Dataset records on visual material:
Start

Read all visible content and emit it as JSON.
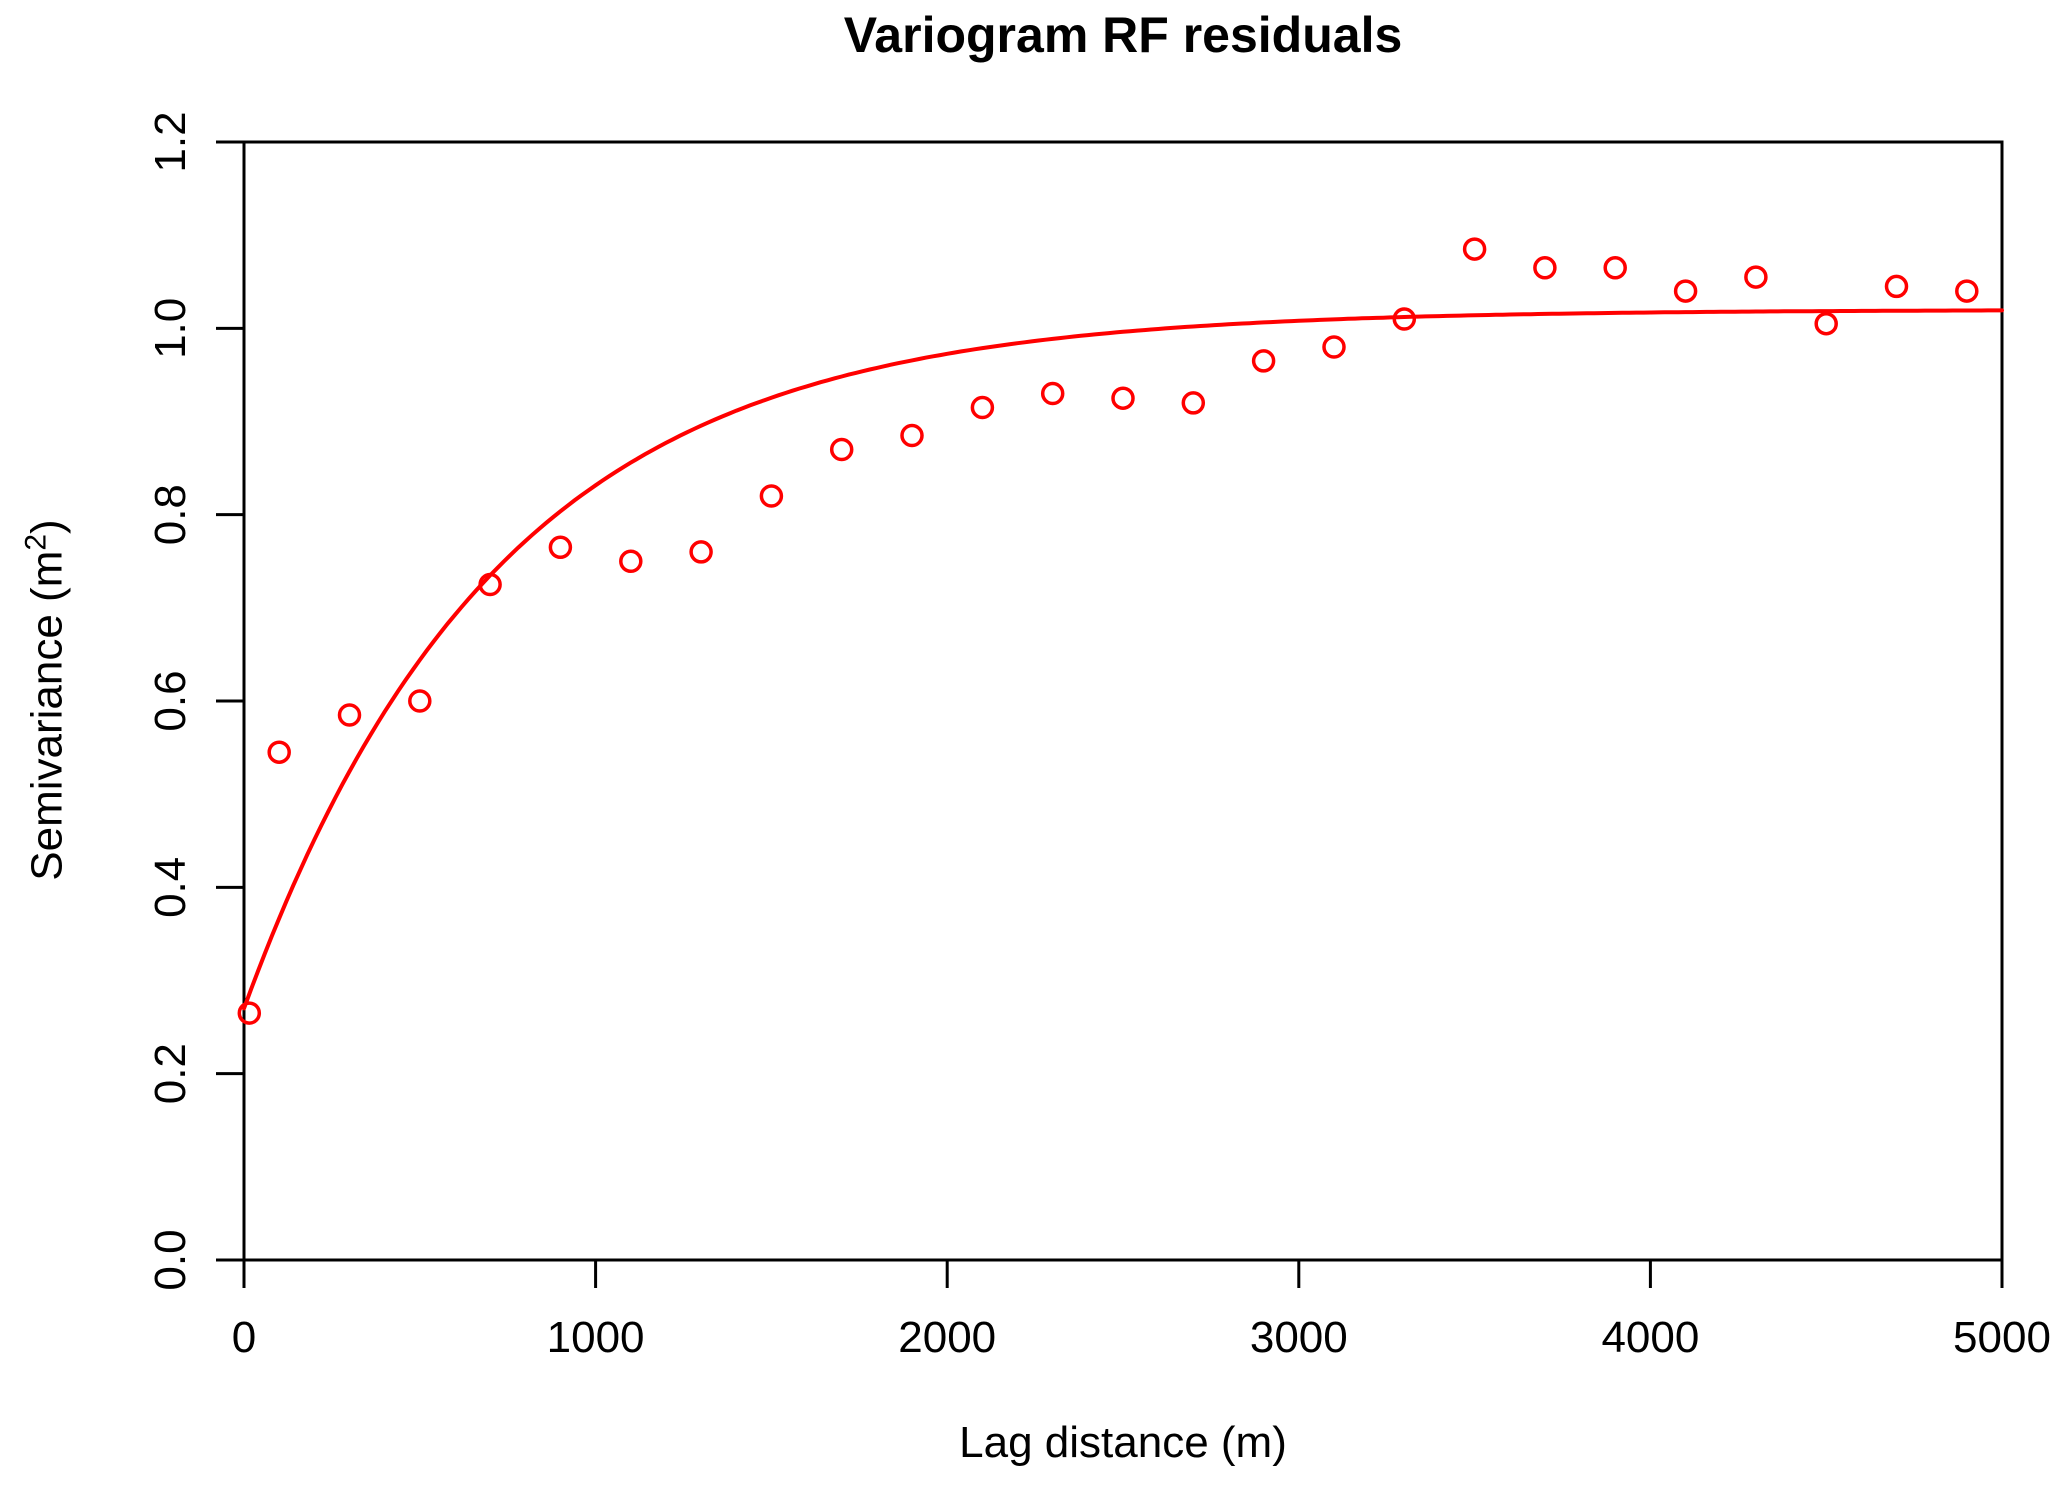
{
  "title": "Variogram RF residuals",
  "labels": {
    "xlabel": "Lag distance (m)",
    "ylabel_main": "Semivariance (m",
    "ylabel_sup": "2",
    "ylabel_close": ")"
  },
  "colors": {
    "background": "#FFFFFF",
    "axis": "#000000",
    "text": "#000000",
    "series": "#FF0000"
  },
  "chart_data": {
    "type": "scatter",
    "title": "Variogram RF residuals",
    "xlabel": "Lag distance (m)",
    "ylabel": "Semivariance (m²)",
    "xlim": [
      0,
      5000
    ],
    "ylim": [
      0.0,
      1.2
    ],
    "x_ticks": [
      "0",
      "1000",
      "2000",
      "3000",
      "4000",
      "5000"
    ],
    "y_ticks": [
      "0.0",
      "0.2",
      "0.4",
      "0.6",
      "0.8",
      "1.0",
      "1.2"
    ],
    "grid": false,
    "legend_position": "none",
    "series": [
      {
        "name": "empirical-semivariance",
        "kind": "points",
        "marker": "open-circle",
        "color": "#FF0000",
        "x": [
          15,
          100,
          300,
          500,
          700,
          900,
          1100,
          1300,
          1500,
          1700,
          1900,
          2100,
          2300,
          2500,
          2700,
          2900,
          3100,
          3300,
          3500,
          3700,
          3900,
          4100,
          4300,
          4500,
          4700,
          4900
        ],
        "y": [
          0.265,
          0.545,
          0.585,
          0.6,
          0.725,
          0.765,
          0.75,
          0.76,
          0.82,
          0.87,
          0.885,
          0.915,
          0.93,
          0.925,
          0.92,
          0.965,
          0.98,
          1.01,
          1.085,
          1.065,
          1.065,
          1.04,
          1.055,
          1.005,
          1.045,
          1.04
        ]
      },
      {
        "name": "fitted-variogram-model",
        "kind": "line",
        "color": "#FF0000",
        "model": {
          "form": "exponential",
          "nugget": 0.27,
          "sill": 1.02,
          "range_param": 724,
          "x_start": 0,
          "x_end": 5000
        }
      }
    ]
  }
}
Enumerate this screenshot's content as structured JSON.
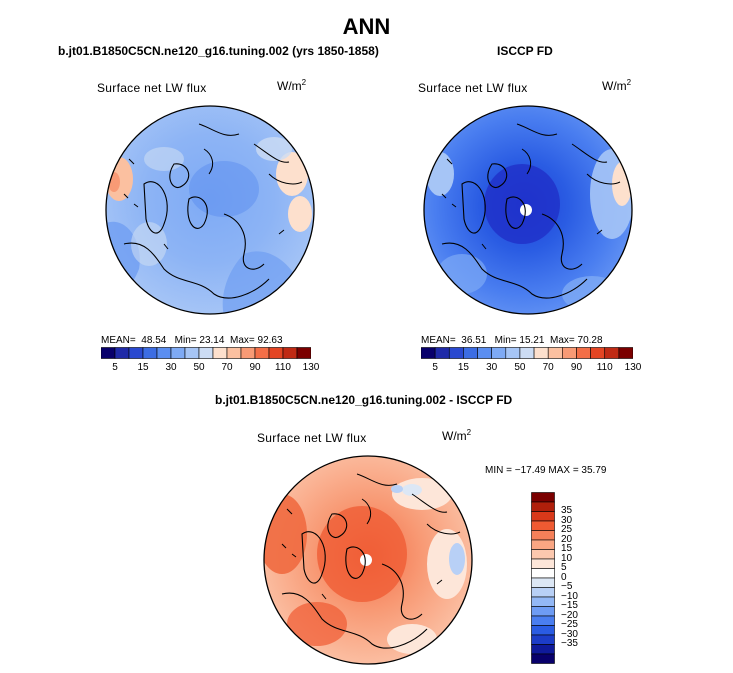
{
  "title": "ANN",
  "colors": {
    "abs_scale": [
      "#08006b",
      "#1f2aa8",
      "#2a49d0",
      "#3c6de3",
      "#5b8ef0",
      "#7eaaf5",
      "#a6c5f6",
      "#ccdcf4",
      "#fde0cd",
      "#fbc0a0",
      "#f89a75",
      "#f36e47",
      "#e44523",
      "#c02a14",
      "#7b0000"
    ],
    "diff_scale": [
      "#08006b",
      "#0f1a9a",
      "#1c3dc8",
      "#2a5ce3",
      "#4a7ef0",
      "#6e9cf4",
      "#93b8f6",
      "#b8d0f6",
      "#dce7f5",
      "#ffffff",
      "#fde6d9",
      "#fcc8ae",
      "#f9a683",
      "#f58059",
      "#ef5a32",
      "#d9391a",
      "#b01f0b",
      "#7b0000"
    ]
  },
  "panels": [
    {
      "title": "b.jt01.B1850C5CN.ne120_g16.tuning.002 (yrs 1850-1858)",
      "map_label": "Surface net LW flux",
      "units_base": "W/m",
      "units_exp": "2",
      "stats": {
        "mean_label": "MEAN=",
        "mean": "48.54",
        "min_label": "Min=",
        "min": "23.14",
        "max_label": "Max=",
        "max": "92.63"
      },
      "colorbar_ticks": [
        "5",
        "15",
        "30",
        "50",
        "70",
        "90",
        "110",
        "130"
      ]
    },
    {
      "title": "ISCCP FD",
      "map_label": "Surface net LW flux",
      "units_base": "W/m",
      "units_exp": "2",
      "stats": {
        "mean_label": "MEAN=",
        "mean": "36.51",
        "min_label": "Min=",
        "min": "15.21",
        "max_label": "Max=",
        "max": "70.28"
      },
      "colorbar_ticks": [
        "5",
        "15",
        "30",
        "50",
        "70",
        "90",
        "110",
        "130"
      ]
    },
    {
      "title": "b.jt01.B1850C5CN.ne120_g16.tuning.002 - ISCCP FD",
      "map_label": "Surface net LW flux",
      "units_base": "W/m",
      "units_exp": "2",
      "stats_line": "MIN = −17.49  MAX =  35.79",
      "colorbar_ticks": [
        "35",
        "30",
        "25",
        "20",
        "15",
        "10",
        "5",
        "0",
        "−5",
        "−10",
        "−15",
        "−20",
        "−25",
        "−30",
        "−35"
      ]
    }
  ]
}
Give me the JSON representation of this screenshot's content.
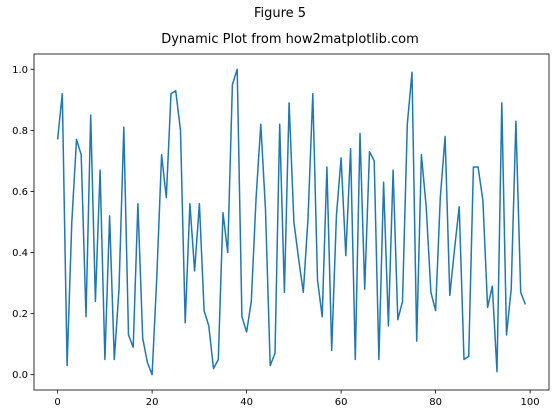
{
  "figure": {
    "suptitle": "Figure 5"
  },
  "chart_data": {
    "type": "line",
    "title": "Dynamic Plot from how2matplotlib.com",
    "xlabel": "",
    "ylabel": "",
    "xlim": [
      -5,
      104
    ],
    "ylim": [
      -0.05,
      1.05
    ],
    "xticks": [
      0,
      20,
      40,
      60,
      80,
      100
    ],
    "yticks": [
      0.0,
      0.2,
      0.4,
      0.6,
      0.8,
      1.0
    ],
    "xtick_labels": [
      "0",
      "20",
      "40",
      "60",
      "80",
      "100"
    ],
    "ytick_labels": [
      "0.0",
      "0.2",
      "0.4",
      "0.6",
      "0.8",
      "1.0"
    ],
    "grid": false,
    "series": [
      {
        "color": "#1f77b4",
        "x": [
          0,
          1,
          2,
          3,
          4,
          5,
          6,
          7,
          8,
          9,
          10,
          11,
          12,
          13,
          14,
          15,
          16,
          17,
          18,
          19,
          20,
          21,
          22,
          23,
          24,
          25,
          26,
          27,
          28,
          29,
          30,
          31,
          32,
          33,
          34,
          35,
          36,
          37,
          38,
          39,
          40,
          41,
          42,
          43,
          44,
          45,
          46,
          47,
          48,
          49,
          50,
          51,
          52,
          53,
          54,
          55,
          56,
          57,
          58,
          59,
          60,
          61,
          62,
          63,
          64,
          65,
          66,
          67,
          68,
          69,
          70,
          71,
          72,
          73,
          74,
          75,
          76,
          77,
          78,
          79,
          80,
          81,
          82,
          83,
          84,
          85,
          86,
          87,
          88,
          89,
          90,
          91,
          92,
          93,
          94,
          95,
          96,
          97,
          98,
          99
        ],
        "values": [
          0.77,
          0.92,
          0.03,
          0.5,
          0.77,
          0.72,
          0.19,
          0.85,
          0.24,
          0.67,
          0.05,
          0.52,
          0.05,
          0.28,
          0.81,
          0.13,
          0.09,
          0.56,
          0.12,
          0.04,
          0.0,
          0.32,
          0.72,
          0.58,
          0.92,
          0.93,
          0.8,
          0.17,
          0.56,
          0.34,
          0.56,
          0.21,
          0.16,
          0.02,
          0.05,
          0.53,
          0.4,
          0.95,
          1.0,
          0.19,
          0.14,
          0.24,
          0.58,
          0.82,
          0.54,
          0.03,
          0.07,
          0.82,
          0.27,
          0.89,
          0.5,
          0.38,
          0.27,
          0.51,
          0.92,
          0.31,
          0.19,
          0.68,
          0.08,
          0.52,
          0.71,
          0.39,
          0.74,
          0.05,
          0.79,
          0.28,
          0.73,
          0.7,
          0.05,
          0.63,
          0.16,
          0.67,
          0.18,
          0.24,
          0.82,
          0.99,
          0.11,
          0.72,
          0.55,
          0.27,
          0.21,
          0.58,
          0.78,
          0.26,
          0.41,
          0.55,
          0.05,
          0.06,
          0.68,
          0.68,
          0.57,
          0.22,
          0.29,
          0.01,
          0.89,
          0.13,
          0.28,
          0.83,
          0.27,
          0.23
        ]
      }
    ]
  }
}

End

## [The request]
The listing above must be printed again exactly, minus its pictures.

## [Response]
Read all visible content and emit it as JSON.
{
  "title": "Variogram RF residuals",
  "labels": {
    "xlabel": "Lag distance (m)",
    "ylabel_main": "Semivariance (m",
    "ylabel_sup": "2",
    "ylabel_close": ")"
  },
  "colors": {
    "background": "#FFFFFF",
    "axis": "#000000",
    "text": "#000000",
    "series": "#FF0000"
  },
  "chart_data": {
    "type": "scatter",
    "title": "Variogram RF residuals",
    "xlabel": "Lag distance (m)",
    "ylabel": "Semivariance (m²)",
    "xlim": [
      0,
      5000
    ],
    "ylim": [
      0.0,
      1.2
    ],
    "x_ticks": [
      "0",
      "1000",
      "2000",
      "3000",
      "4000",
      "5000"
    ],
    "y_ticks": [
      "0.0",
      "0.2",
      "0.4",
      "0.6",
      "0.8",
      "1.0",
      "1.2"
    ],
    "grid": false,
    "legend_position": "none",
    "series": [
      {
        "name": "empirical-semivariance",
        "kind": "points",
        "marker": "open-circle",
        "color": "#FF0000",
        "x": [
          15,
          100,
          300,
          500,
          700,
          900,
          1100,
          1300,
          1500,
          1700,
          1900,
          2100,
          2300,
          2500,
          2700,
          2900,
          3100,
          3300,
          3500,
          3700,
          3900,
          4100,
          4300,
          4500,
          4700,
          4900
        ],
        "y": [
          0.265,
          0.545,
          0.585,
          0.6,
          0.725,
          0.765,
          0.75,
          0.76,
          0.82,
          0.87,
          0.885,
          0.915,
          0.93,
          0.925,
          0.92,
          0.965,
          0.98,
          1.01,
          1.085,
          1.065,
          1.065,
          1.04,
          1.055,
          1.005,
          1.045,
          1.04
        ]
      },
      {
        "name": "fitted-variogram-model",
        "kind": "line",
        "color": "#FF0000",
        "model": {
          "form": "exponential",
          "nugget": 0.27,
          "sill": 1.02,
          "range_param": 724,
          "x_start": 0,
          "x_end": 5000
        }
      }
    ]
  }
}
Enumerate this screenshot's content as structured JSON.
{
  "title": "ANN",
  "colors": {
    "abs_scale": [
      "#08006b",
      "#1f2aa8",
      "#2a49d0",
      "#3c6de3",
      "#5b8ef0",
      "#7eaaf5",
      "#a6c5f6",
      "#ccdcf4",
      "#fde0cd",
      "#fbc0a0",
      "#f89a75",
      "#f36e47",
      "#e44523",
      "#c02a14",
      "#7b0000"
    ],
    "diff_scale": [
      "#08006b",
      "#0f1a9a",
      "#1c3dc8",
      "#2a5ce3",
      "#4a7ef0",
      "#6e9cf4",
      "#93b8f6",
      "#b8d0f6",
      "#dce7f5",
      "#ffffff",
      "#fde6d9",
      "#fcc8ae",
      "#f9a683",
      "#f58059",
      "#ef5a32",
      "#d9391a",
      "#b01f0b",
      "#7b0000"
    ]
  },
  "panels": [
    {
      "title": "b.jt01.B1850C5CN.ne120_g16.tuning.002 (yrs 1850-1858)",
      "map_label": "Surface net LW flux",
      "units_base": "W/m",
      "units_exp": "2",
      "stats": {
        "mean_label": "MEAN=",
        "mean": "48.54",
        "min_label": "Min=",
        "min": "23.14",
        "max_label": "Max=",
        "max": "92.63"
      },
      "colorbar_ticks": [
        "5",
        "15",
        "30",
        "50",
        "70",
        "90",
        "110",
        "130"
      ]
    },
    {
      "title": "ISCCP FD",
      "map_label": "Surface net LW flux",
      "units_base": "W/m",
      "units_exp": "2",
      "stats": {
        "mean_label": "MEAN=",
        "mean": "36.51",
        "min_label": "Min=",
        "min": "15.21",
        "max_label": "Max=",
        "max": "70.28"
      },
      "colorbar_ticks": [
        "5",
        "15",
        "30",
        "50",
        "70",
        "90",
        "110",
        "130"
      ]
    },
    {
      "title": "b.jt01.B1850C5CN.ne120_g16.tuning.002 - ISCCP FD",
      "map_label": "Surface net LW flux",
      "units_base": "W/m",
      "units_exp": "2",
      "stats_line": "MIN = −17.49  MAX =  35.79",
      "colorbar_ticks": [
        "35",
        "30",
        "25",
        "20",
        "15",
        "10",
        "5",
        "0",
        "−5",
        "−10",
        "−15",
        "−20",
        "−25",
        "−30",
        "−35"
      ]
    }
  ]
}
Give me the JSON representation of this screenshot's content.
{
  "figure": {
    "suptitle": "Figure 5"
  },
  "chart_data": {
    "type": "line",
    "title": "Dynamic Plot from how2matplotlib.com",
    "xlabel": "",
    "ylabel": "",
    "xlim": [
      -5,
      104
    ],
    "ylim": [
      -0.05,
      1.05
    ],
    "xticks": [
      0,
      20,
      40,
      60,
      80,
      100
    ],
    "yticks": [
      0.0,
      0.2,
      0.4,
      0.6,
      0.8,
      1.0
    ],
    "xtick_labels": [
      "0",
      "20",
      "40",
      "60",
      "80",
      "100"
    ],
    "ytick_labels": [
      "0.0",
      "0.2",
      "0.4",
      "0.6",
      "0.8",
      "1.0"
    ],
    "grid": false,
    "series": [
      {
        "color": "#1f77b4",
        "x": [
          0,
          1,
          2,
          3,
          4,
          5,
          6,
          7,
          8,
          9,
          10,
          11,
          12,
          13,
          14,
          15,
          16,
          17,
          18,
          19,
          20,
          21,
          22,
          23,
          24,
          25,
          26,
          27,
          28,
          29,
          30,
          31,
          32,
          33,
          34,
          35,
          36,
          37,
          38,
          39,
          40,
          41,
          42,
          43,
          44,
          45,
          46,
          47,
          48,
          49,
          50,
          51,
          52,
          53,
          54,
          55,
          56,
          57,
          58,
          59,
          60,
          61,
          62,
          63,
          64,
          65,
          66,
          67,
          68,
          69,
          70,
          71,
          72,
          73,
          74,
          75,
          76,
          77,
          78,
          79,
          80,
          81,
          82,
          83,
          84,
          85,
          86,
          87,
          88,
          89,
          90,
          91,
          92,
          93,
          94,
          95,
          96,
          97,
          98,
          99
        ],
        "values": [
          0.77,
          0.92,
          0.03,
          0.5,
          0.77,
          0.72,
          0.19,
          0.85,
          0.24,
          0.67,
          0.05,
          0.52,
          0.05,
          0.28,
          0.81,
          0.13,
          0.09,
          0.56,
          0.12,
          0.04,
          0.0,
          0.32,
          0.72,
          0.58,
          0.92,
          0.93,
          0.8,
          0.17,
          0.56,
          0.34,
          0.56,
          0.21,
          0.16,
          0.02,
          0.05,
          0.53,
          0.4,
          0.95,
          1.0,
          0.19,
          0.14,
          0.24,
          0.58,
          0.82,
          0.54,
          0.03,
          0.07,
          0.82,
          0.27,
          0.89,
          0.5,
          0.38,
          0.27,
          0.51,
          0.92,
          0.31,
          0.19,
          0.68,
          0.08,
          0.52,
          0.71,
          0.39,
          0.74,
          0.05,
          0.79,
          0.28,
          0.73,
          0.7,
          0.05,
          0.63,
          0.16,
          0.67,
          0.18,
          0.24,
          0.82,
          0.99,
          0.11,
          0.72,
          0.55,
          0.27,
          0.21,
          0.58,
          0.78,
          0.26,
          0.41,
          0.55,
          0.05,
          0.06,
          0.68,
          0.68,
          0.57,
          0.22,
          0.29,
          0.01,
          0.89,
          0.13,
          0.28,
          0.83,
          0.27,
          0.23
        ]
      }
    ]
  }
}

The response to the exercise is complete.